## What the exercise asks
Your task is to return, word for word, only the lines from the line with "Output the text content of this document." through the close of the data. Exclude all pictures.

Start Provided data

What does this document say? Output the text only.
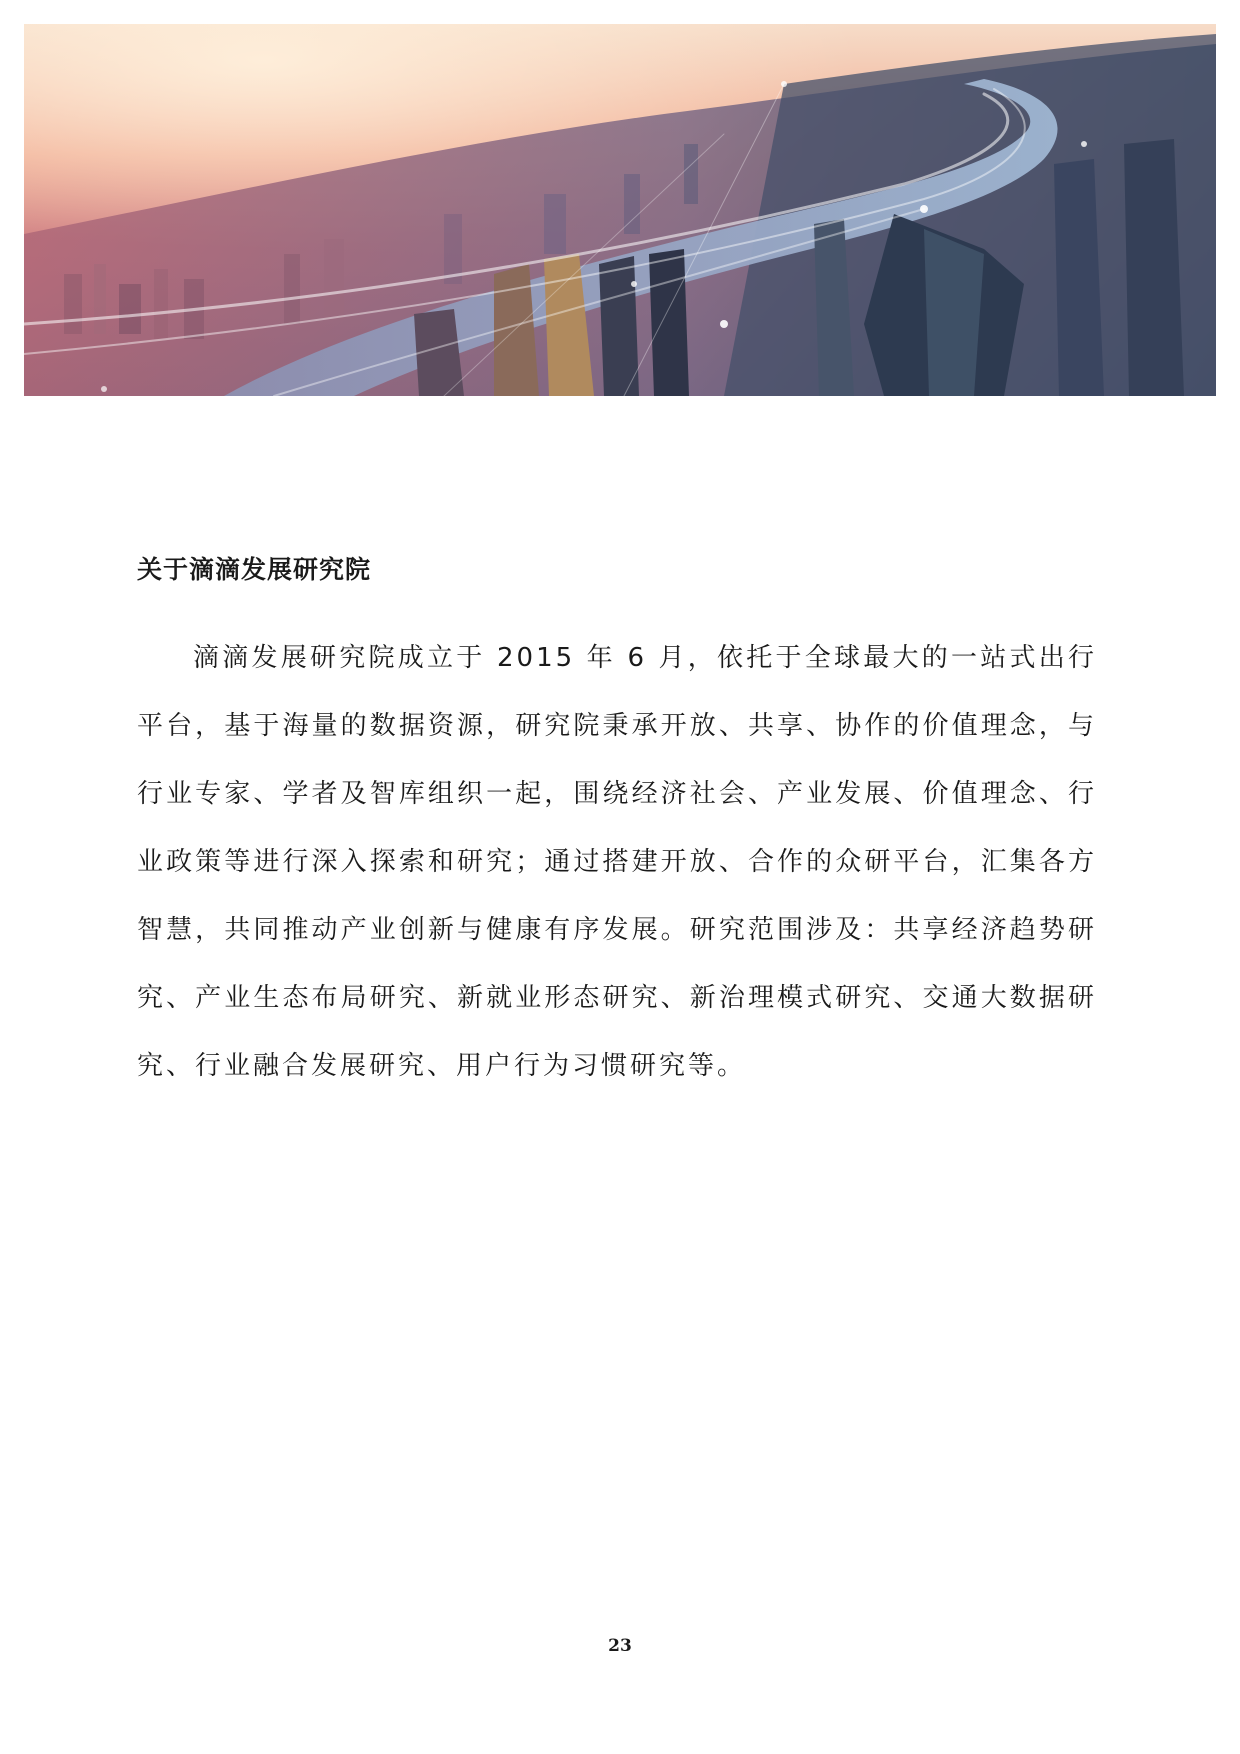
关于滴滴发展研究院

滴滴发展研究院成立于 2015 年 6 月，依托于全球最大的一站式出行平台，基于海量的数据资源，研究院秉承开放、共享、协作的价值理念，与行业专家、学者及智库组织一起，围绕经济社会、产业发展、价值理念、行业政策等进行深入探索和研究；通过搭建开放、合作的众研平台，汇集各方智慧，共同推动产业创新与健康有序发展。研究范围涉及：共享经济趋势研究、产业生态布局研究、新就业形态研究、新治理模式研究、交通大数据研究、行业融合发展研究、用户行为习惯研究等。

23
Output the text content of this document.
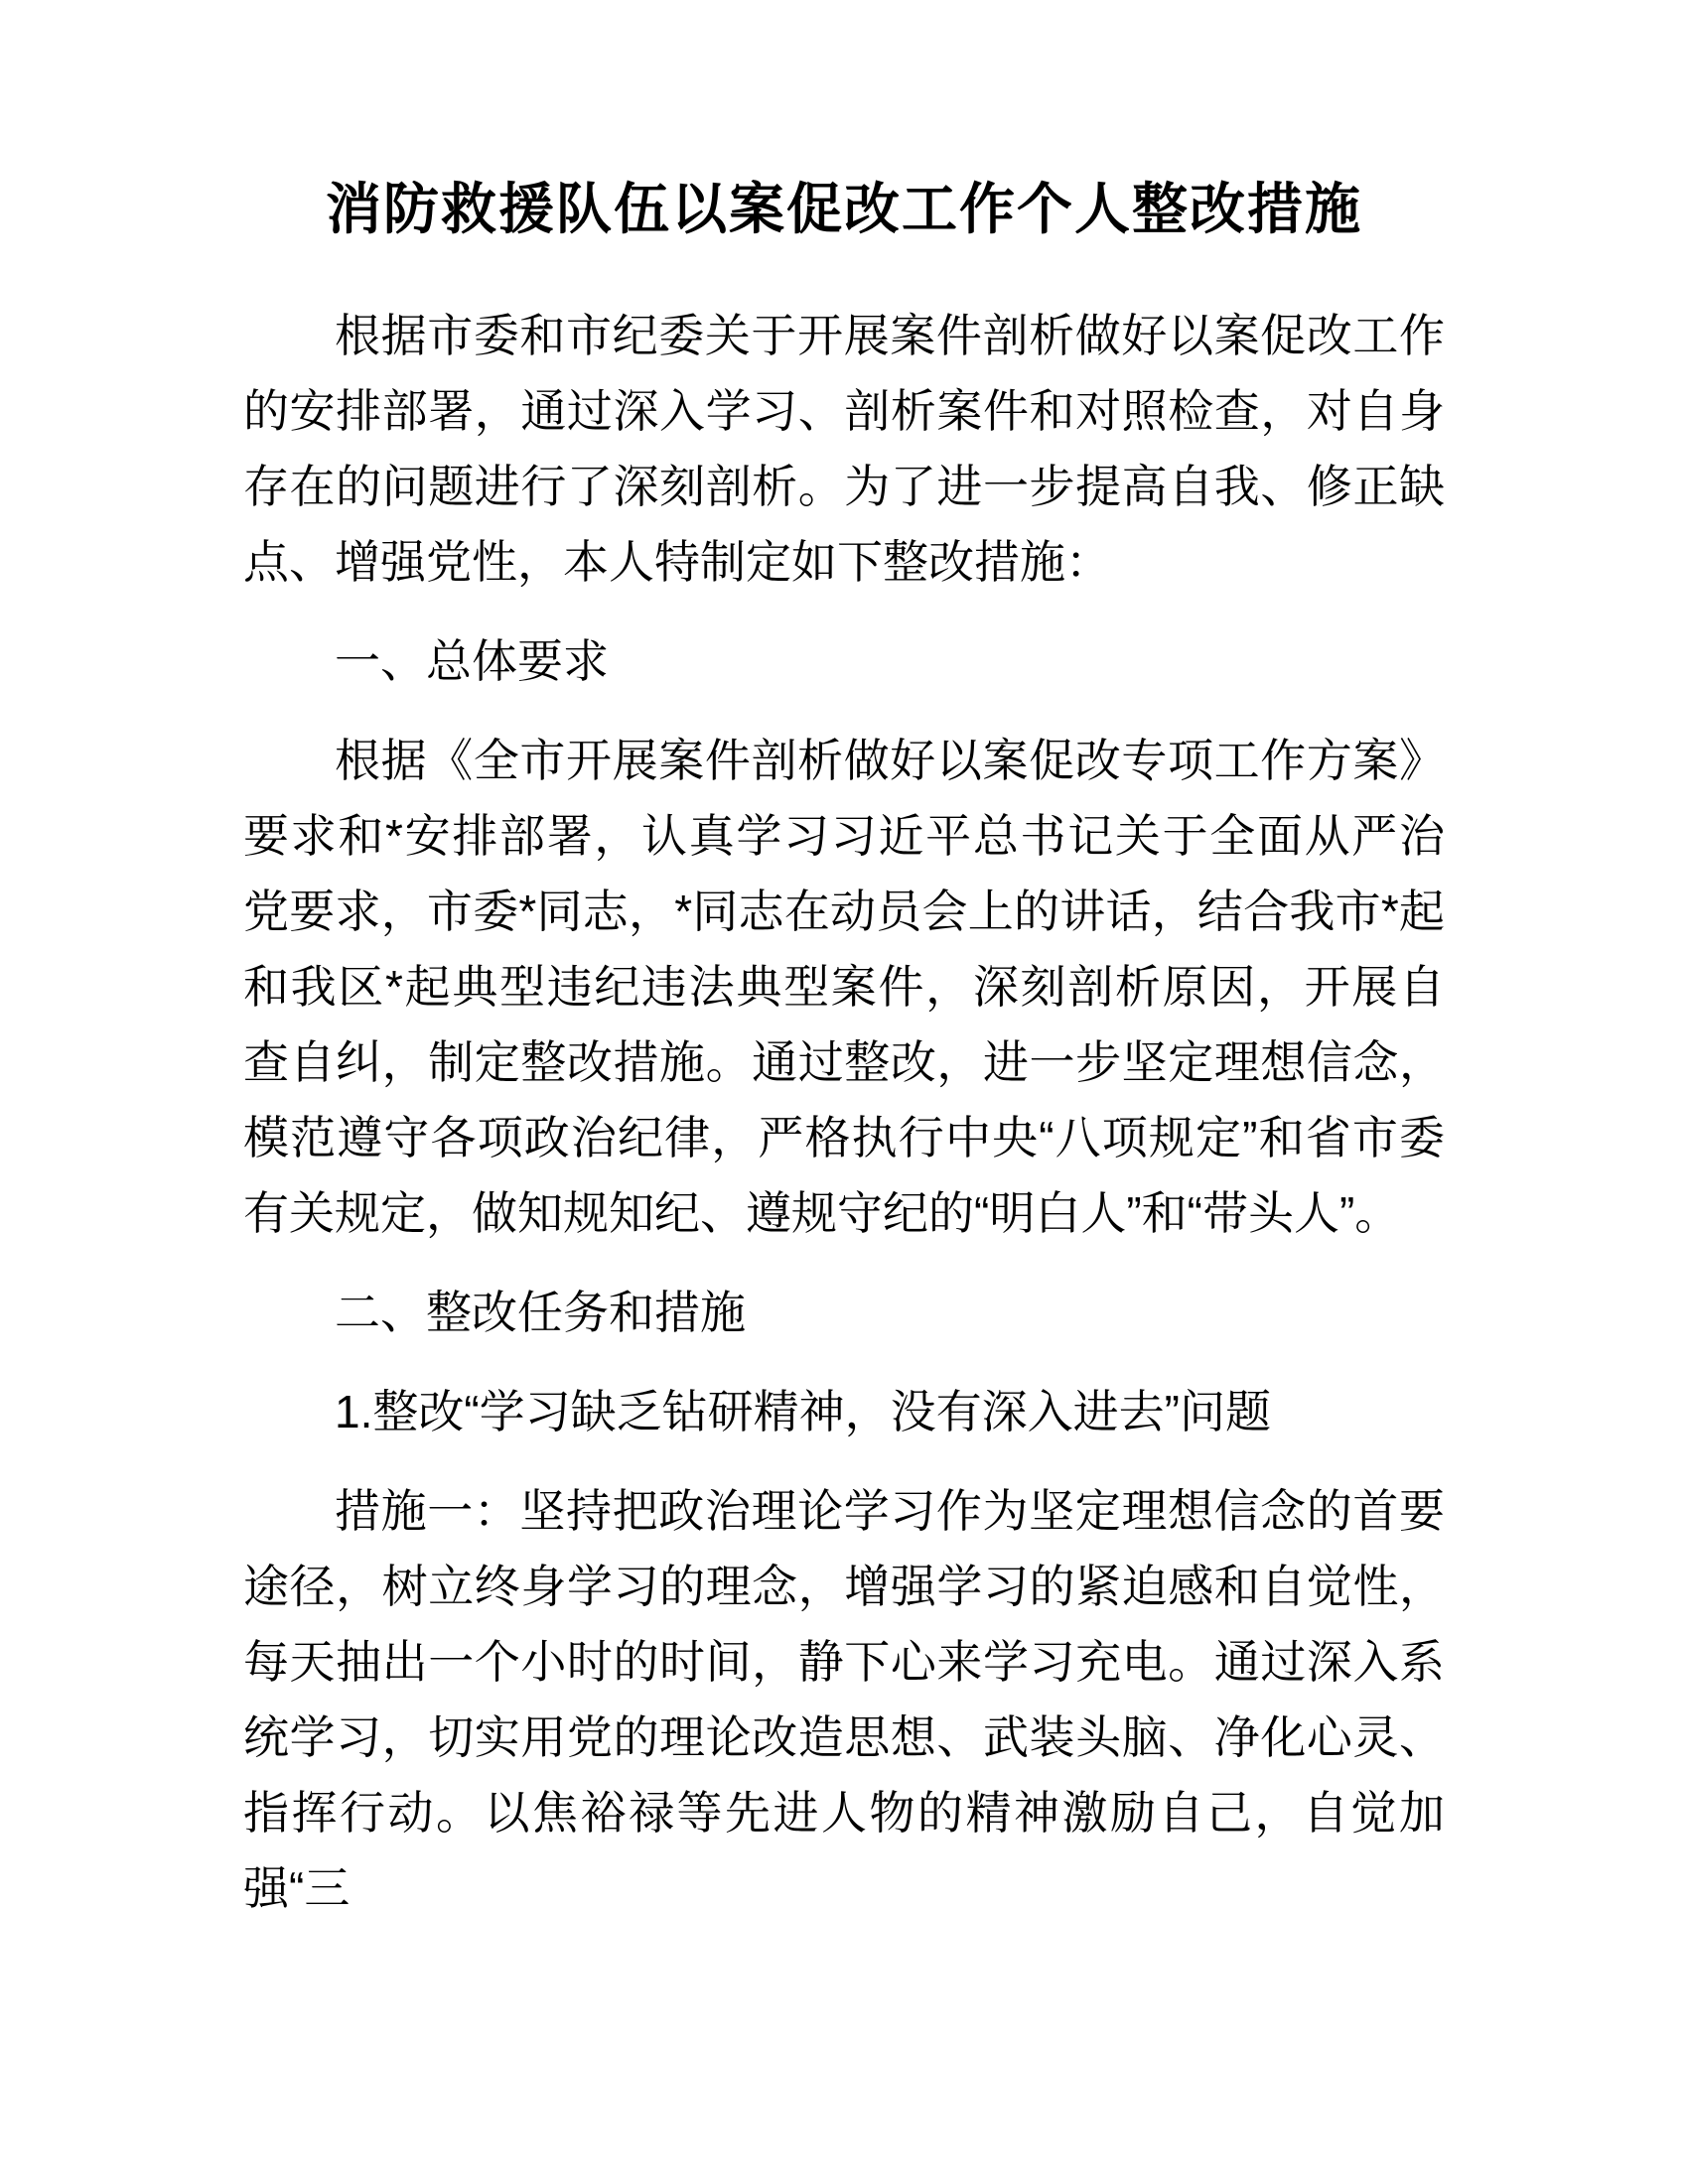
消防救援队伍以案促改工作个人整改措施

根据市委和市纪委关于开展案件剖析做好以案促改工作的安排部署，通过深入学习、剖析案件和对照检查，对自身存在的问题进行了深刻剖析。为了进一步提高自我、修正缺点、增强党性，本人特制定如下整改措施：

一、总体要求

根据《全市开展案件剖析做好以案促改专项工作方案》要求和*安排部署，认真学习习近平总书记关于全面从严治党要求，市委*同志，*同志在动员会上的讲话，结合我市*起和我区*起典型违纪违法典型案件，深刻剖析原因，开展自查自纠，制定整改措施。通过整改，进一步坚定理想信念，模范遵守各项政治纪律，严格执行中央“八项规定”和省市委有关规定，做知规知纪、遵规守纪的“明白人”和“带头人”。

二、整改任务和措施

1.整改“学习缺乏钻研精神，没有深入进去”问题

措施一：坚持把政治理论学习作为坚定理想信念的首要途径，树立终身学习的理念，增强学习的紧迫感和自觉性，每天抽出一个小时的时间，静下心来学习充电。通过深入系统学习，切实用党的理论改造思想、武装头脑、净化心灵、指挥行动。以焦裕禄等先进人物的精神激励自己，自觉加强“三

End Provided data

## Result of the exercise
Output the text content of this document.
消防救援队伍以案促改工作个人整改措施

根据市委和市纪委关于开展案件剖析做好以案促改工作的安排部署，通过深入学习、剖析案件和对照检查，对自身存在的问题进行了深刻剖析。为了进一步提高自我、修正缺点、增强党性，本人特制定如下整改措施：

一、总体要求

根据《全市开展案件剖析做好以案促改专项工作方案》要求和*安排部署，认真学习习近平总书记关于全面从严治党要求，市委*同志，*同志在动员会上的讲话，结合我市*起和我区*起典型违纪违法典型案件，深刻剖析原因，开展自查自纠，制定整改措施。通过整改，进一步坚定理想信念，模范遵守各项政治纪律，严格执行中央“八项规定”和省市委有关规定，做知规知纪、遵规守纪的“明白人”和“带头人”。

二、整改任务和措施

1.整改“学习缺乏钻研精神，没有深入进去”问题

措施一：坚持把政治理论学习作为坚定理想信念的首要途径，树立终身学习的理念，增强学习的紧迫感和自觉性，每天抽出一个小时的时间，静下心来学习充电。通过深入系统学习，切实用党的理论改造思想、武装头脑、净化心灵、指挥行动。以焦裕禄等先进人物的精神激励自己，自觉加强“三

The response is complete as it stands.